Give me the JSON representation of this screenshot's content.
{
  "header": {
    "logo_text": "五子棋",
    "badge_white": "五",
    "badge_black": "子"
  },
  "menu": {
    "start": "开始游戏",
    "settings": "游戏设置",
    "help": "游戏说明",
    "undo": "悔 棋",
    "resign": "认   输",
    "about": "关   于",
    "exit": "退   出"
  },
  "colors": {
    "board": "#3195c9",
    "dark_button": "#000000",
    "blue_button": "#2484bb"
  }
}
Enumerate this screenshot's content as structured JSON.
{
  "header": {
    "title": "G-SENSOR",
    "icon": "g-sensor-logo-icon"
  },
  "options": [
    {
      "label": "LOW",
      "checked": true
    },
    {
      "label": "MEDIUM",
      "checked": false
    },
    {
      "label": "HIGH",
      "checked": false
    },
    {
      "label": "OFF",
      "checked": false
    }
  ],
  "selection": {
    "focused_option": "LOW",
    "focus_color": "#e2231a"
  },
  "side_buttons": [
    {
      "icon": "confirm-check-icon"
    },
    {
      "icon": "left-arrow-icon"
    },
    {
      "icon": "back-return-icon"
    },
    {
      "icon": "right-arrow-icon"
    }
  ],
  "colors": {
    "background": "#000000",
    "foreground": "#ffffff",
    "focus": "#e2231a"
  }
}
+--
_Set exercise_: Each line in the material above must be retyped without alteration.

_Exercise output_:
Give me the JSON representation of this screenshot's content.
{
  "header": {
    "logo_text": "五子棋",
    "badge_white": "五",
    "badge_black": "子"
  },
  "menu": {
    "start": "开始游戏",
    "settings": "游戏设置",
    "help": "游戏说明",
    "undo": "悔 棋",
    "resign": "认   输",
    "about": "关   于",
    "exit": "退   出"
  },
  "colors": {
    "board": "#3195c9",
    "dark_button": "#000000",
    "blue_button": "#2484bb"
  }
}
Enumerate this screenshot's content as structured JSON.
{
  "header": {
    "title": "G-SENSOR",
    "icon": "g-sensor-logo-icon"
  },
  "options": [
    {
      "label": "LOW",
      "checked": true
    },
    {
      "label": "MEDIUM",
      "checked": false
    },
    {
      "label": "HIGH",
      "checked": false
    },
    {
      "label": "OFF",
      "checked": false
    }
  ],
  "selection": {
    "focused_option": "LOW",
    "focus_color": "#e2231a"
  },
  "side_buttons": [
    {
      "icon": "confirm-check-icon"
    },
    {
      "icon": "left-arrow-icon"
    },
    {
      "icon": "back-return-icon"
    },
    {
      "icon": "right-arrow-icon"
    }
  ],
  "colors": {
    "background": "#000000",
    "foreground": "#ffffff",
    "focus": "#e2231a"
  }
}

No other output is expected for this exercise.